Records
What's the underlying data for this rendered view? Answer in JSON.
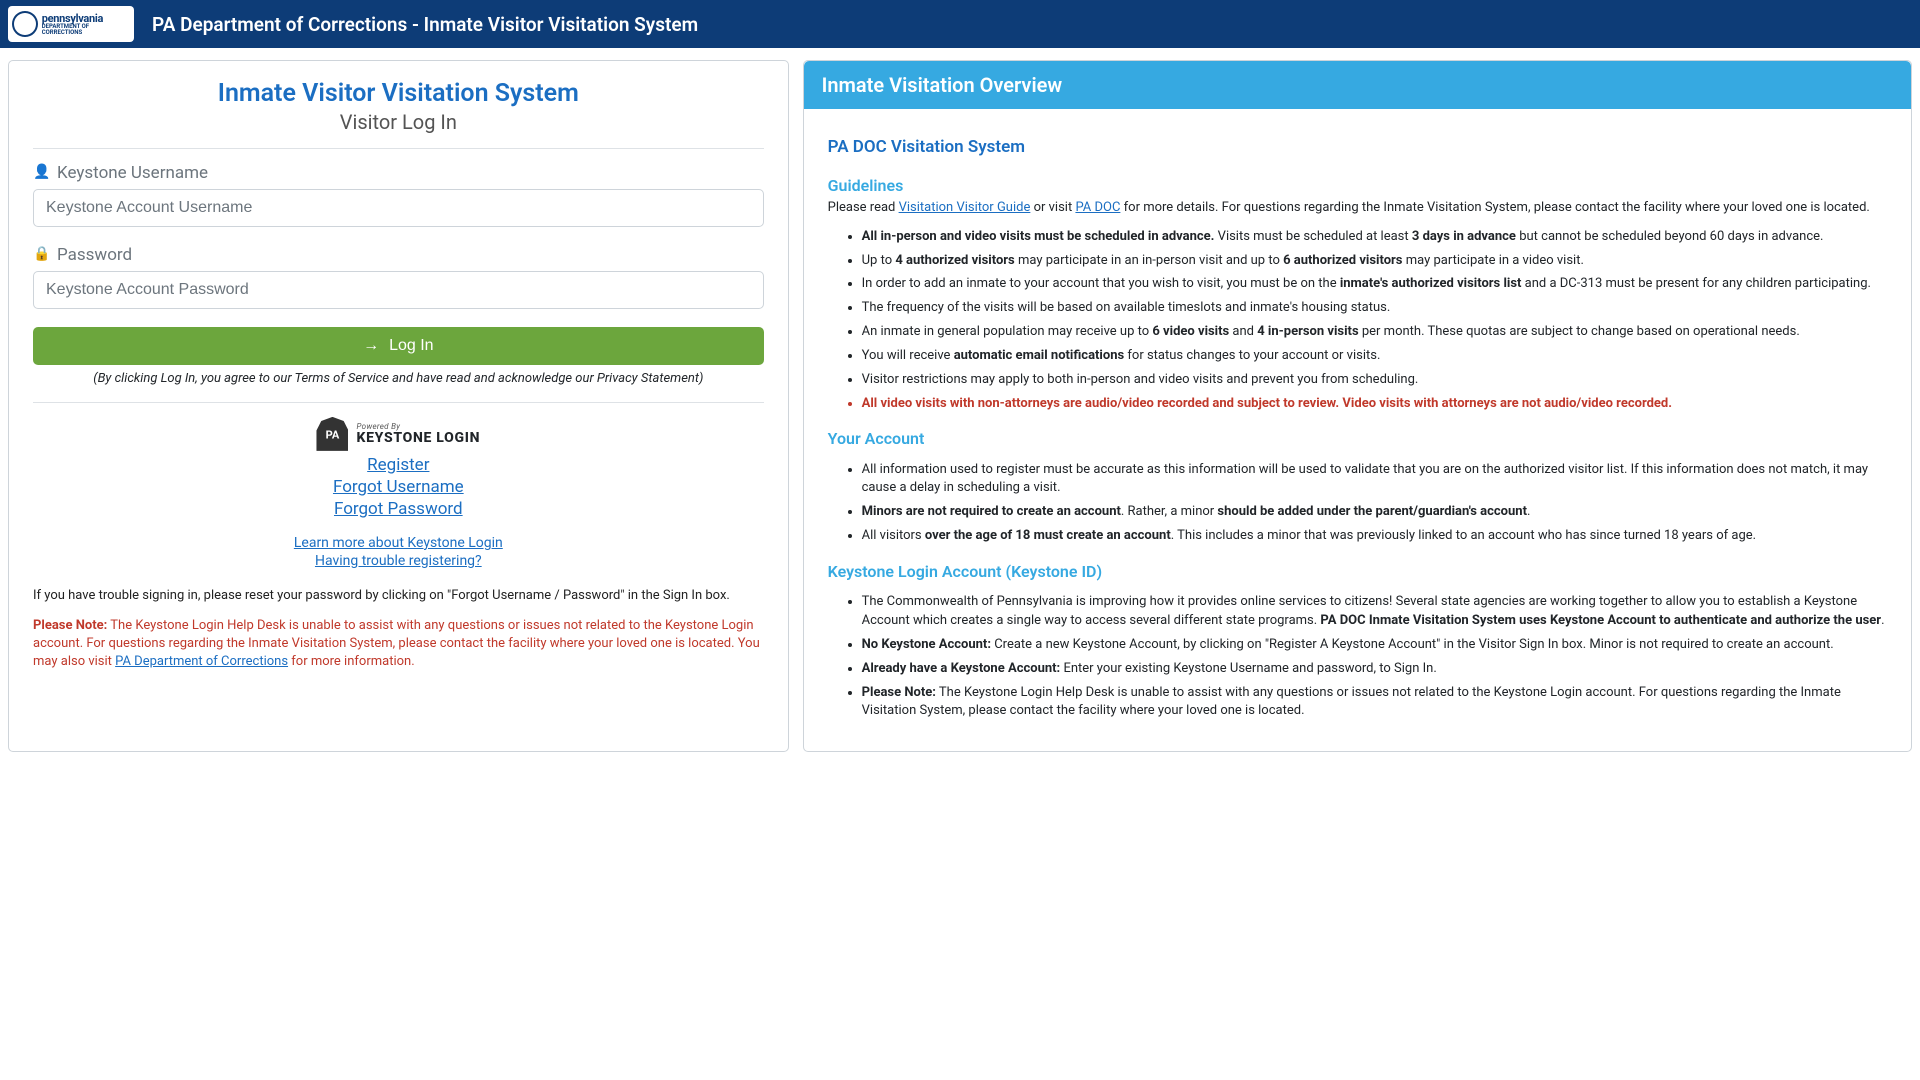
{
  "header": {
    "logo_top": "pennsylvania",
    "logo_bottom": "DEPARTMENT OF CORRECTIONS",
    "title": "PA Department of Corrections - Inmate Visitor Visitation System"
  },
  "login": {
    "title": "Inmate Visitor Visitation System",
    "subtitle": "Visitor Log In",
    "username_label": "Keystone Username",
    "username_placeholder": "Keystone Account Username",
    "password_label": "Password",
    "password_placeholder": "Keystone Account Password",
    "login_button": "Log In",
    "tos_note": "(By clicking Log In, you agree to our Terms of Service and have read and acknowledge our Privacy Statement)",
    "keystone_logo_poweredby": "Powered By",
    "keystone_logo_text": "KEYSTONE LOGIN",
    "register": "Register",
    "forgot_username": "Forgot Username",
    "forgot_password": "Forgot Password",
    "learn_more": "Learn more about Keystone Login",
    "trouble_registering": "Having trouble registering?",
    "trouble_signin": "If you have trouble signing in, please reset your password by clicking on \"Forgot Username / Password\" in the Sign In box.",
    "note_label": "Please Note:",
    "note_text_before_link": " The Keystone Login Help Desk is unable to assist with any questions or issues not related to the Keystone Login account. For questions regarding the Inmate Visitation System, please contact the facility where your loved one is located. You may also visit ",
    "note_link_text": "PA Department of Corrections",
    "note_text_after_link": " for more information."
  },
  "overview": {
    "header": "Inmate Visitation Overview",
    "pa_doc_title": "PA DOC Visitation System",
    "guidelines_title": "Guidelines",
    "guidelines_intro_before": "Please read ",
    "guidelines_link1": "Visitation Visitor Guide",
    "guidelines_intro_mid": " or visit ",
    "guidelines_link2": "PA DOC",
    "guidelines_intro_after": " for more details. For questions regarding the Inmate Visitation System, please contact the facility where your loved one is located.",
    "g1_bold": "All in-person and video visits must be scheduled in advance.",
    "g1_mid": " Visits must be scheduled at least ",
    "g1_bold2": "3 days in advance",
    "g1_after": " but cannot be scheduled beyond 60 days in advance.",
    "g2_before": "Up to ",
    "g2_b1": "4 authorized visitors",
    "g2_mid": " may participate in an in-person visit and up to ",
    "g2_b2": "6 authorized visitors",
    "g2_after": " may participate in a video visit.",
    "g3_before": "In order to add an inmate to your account that you wish to visit, you must be on the ",
    "g3_b1": "inmate's authorized visitors list",
    "g3_after": " and a DC-313 must be present for any children participating.",
    "g4": "The frequency of the visits will be based on available timeslots and inmate's housing status.",
    "g5_before": "An inmate in general population may receive up to ",
    "g5_b1": "6 video visits",
    "g5_mid": " and ",
    "g5_b2": "4 in-person visits",
    "g5_after": " per month. These quotas are subject to change based on operational needs.",
    "g6_before": "You will receive ",
    "g6_b1": "automatic email notifications",
    "g6_after": " for status changes to your account or visits.",
    "g7": "Visitor restrictions may apply to both in-person and video visits and prevent you from scheduling.",
    "g8": "All video visits with non-attorneys are audio/video recorded and subject to review. Video visits with attorneys are not audio/video recorded.",
    "your_account_title": "Your Account",
    "ya1": "All information used to register must be accurate as this information will be used to validate that you are on the authorized visitor list. If this information does not match, it may cause a delay in scheduling a visit.",
    "ya2_b": "Minors are not required to create an account",
    "ya2_mid": ". Rather, a minor ",
    "ya2_b2": "should be added under the parent/guardian's account",
    "ya2_after": ".",
    "ya3_before": "All visitors ",
    "ya3_b": "over the age of 18 must create an account",
    "ya3_after": ". This includes a minor that was previously linked to an account who has since turned 18 years of age.",
    "keystone_title": "Keystone Login Account (Keystone ID)",
    "ks1_before": "The Commonwealth of Pennsylvania is improving how it provides online services to citizens! Several state agencies are working together to allow you to establish a Keystone Account which creates a single way to access several different state programs. ",
    "ks1_b": "PA DOC Inmate Visitation System uses Keystone Account to authenticate and authorize the user",
    "ks1_after": ".",
    "ks2_b": "No Keystone Account:",
    "ks2_after": " Create a new Keystone Account, by clicking on \"Register A Keystone Account\" in the Visitor Sign In box. Minor is not required to create an account.",
    "ks3_b": "Already have a Keystone Account:",
    "ks3_after": " Enter your existing Keystone Username and password, to Sign In.",
    "ks4_b": "Please Note:",
    "ks4_after": " The Keystone Login Help Desk is unable to assist with any questions or issues not related to the Keystone Login account. For questions regarding the Inmate Visitation System, please contact the facility where your loved one is located."
  }
}
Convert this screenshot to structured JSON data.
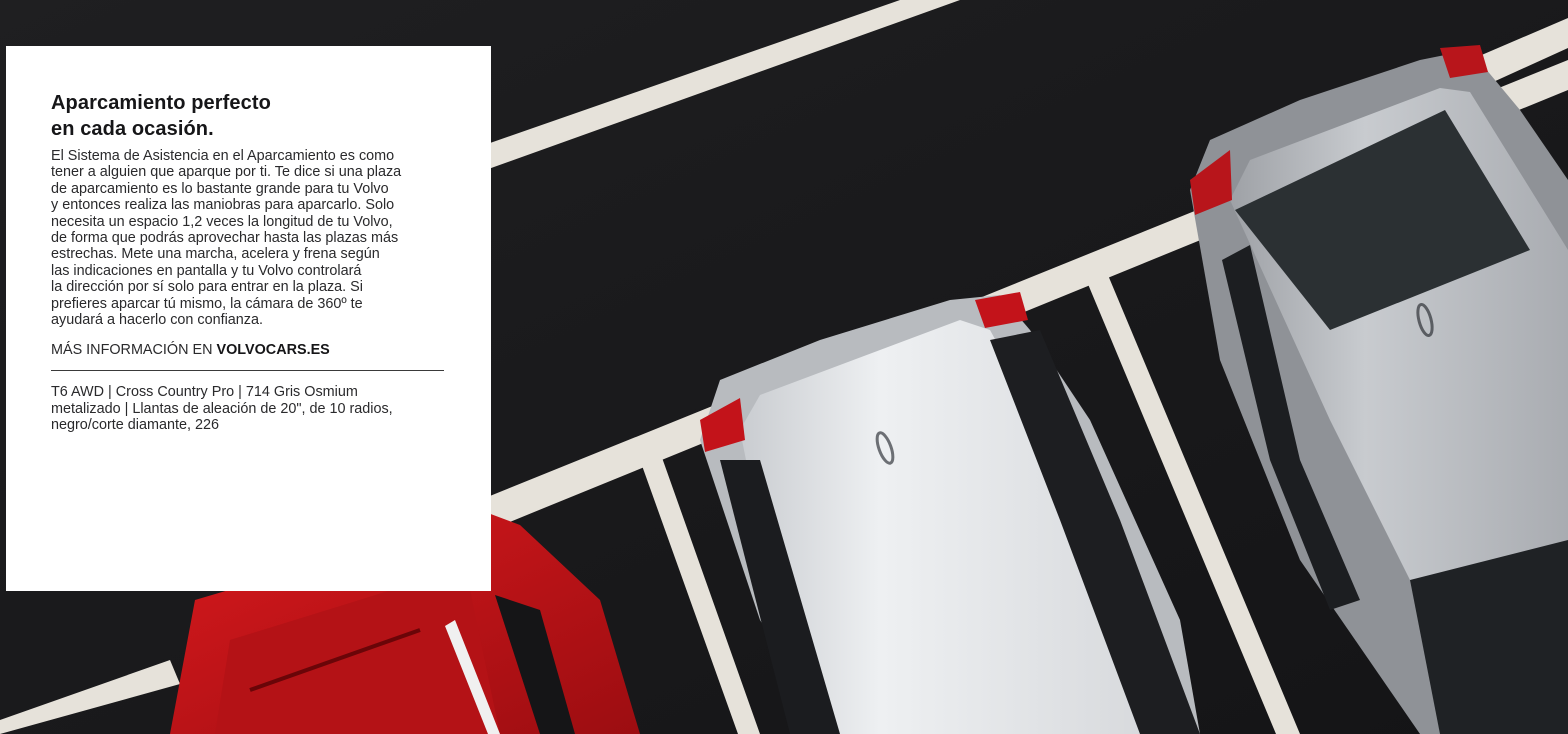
{
  "headline": {
    "line1": "Aparcamiento perfecto",
    "line2": "en cada ocasión."
  },
  "body_lines": [
    "El Sistema de Asistencia en el Aparcamiento es como",
    "tener a alguien que aparque por ti. Te dice si una plaza",
    "de aparcamiento es lo bastante grande para tu Volvo",
    "y entonces realiza las maniobras para aparcarlo. Solo",
    "necesita un espacio 1,2 veces la longitud de tu Volvo,",
    "de forma que podrás aprovechar hasta las plazas más",
    "estrechas. Mete una marcha, acelera y frena según",
    "las indicaciones en pantalla y tu Volvo controlará",
    "la dirección por sí solo para entrar en la plaza. Si",
    "prefieres aparcar tú mismo, la cámara de 360º te",
    "ayudará a hacerlo con confianza."
  ],
  "more_info": {
    "prefix": "MÁS INFORMACIÓN EN ",
    "site": "VOLVOCARS.ES"
  },
  "specs_lines": [
    "T6 AWD | Cross Country Pro | 714 Gris Osmium",
    "metalizado | Llantas de aleación de 20\", de 10 radios,",
    "negro/corte diamante, 226"
  ],
  "colors": {
    "asphalt": "#1c1c1e",
    "parking_line": "#e6e2da",
    "car_red": "#c41418",
    "car_white": "#e4e6e8",
    "car_silver": "#b9bcc0",
    "card": "#ffffff",
    "text": "#161618"
  },
  "icons": [
    "volvo-emblem-icon"
  ]
}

What is needed
All lines that include "required" are to be gathered and copied.

Result for this exercise
    "ya2_b": "Minors are not required to create an account",
    "ks2_after": " Create a new Keystone Account, by clicking on \"Register A Keystone Account\" in the Visitor Sign In box. Minor is not required to create an account.",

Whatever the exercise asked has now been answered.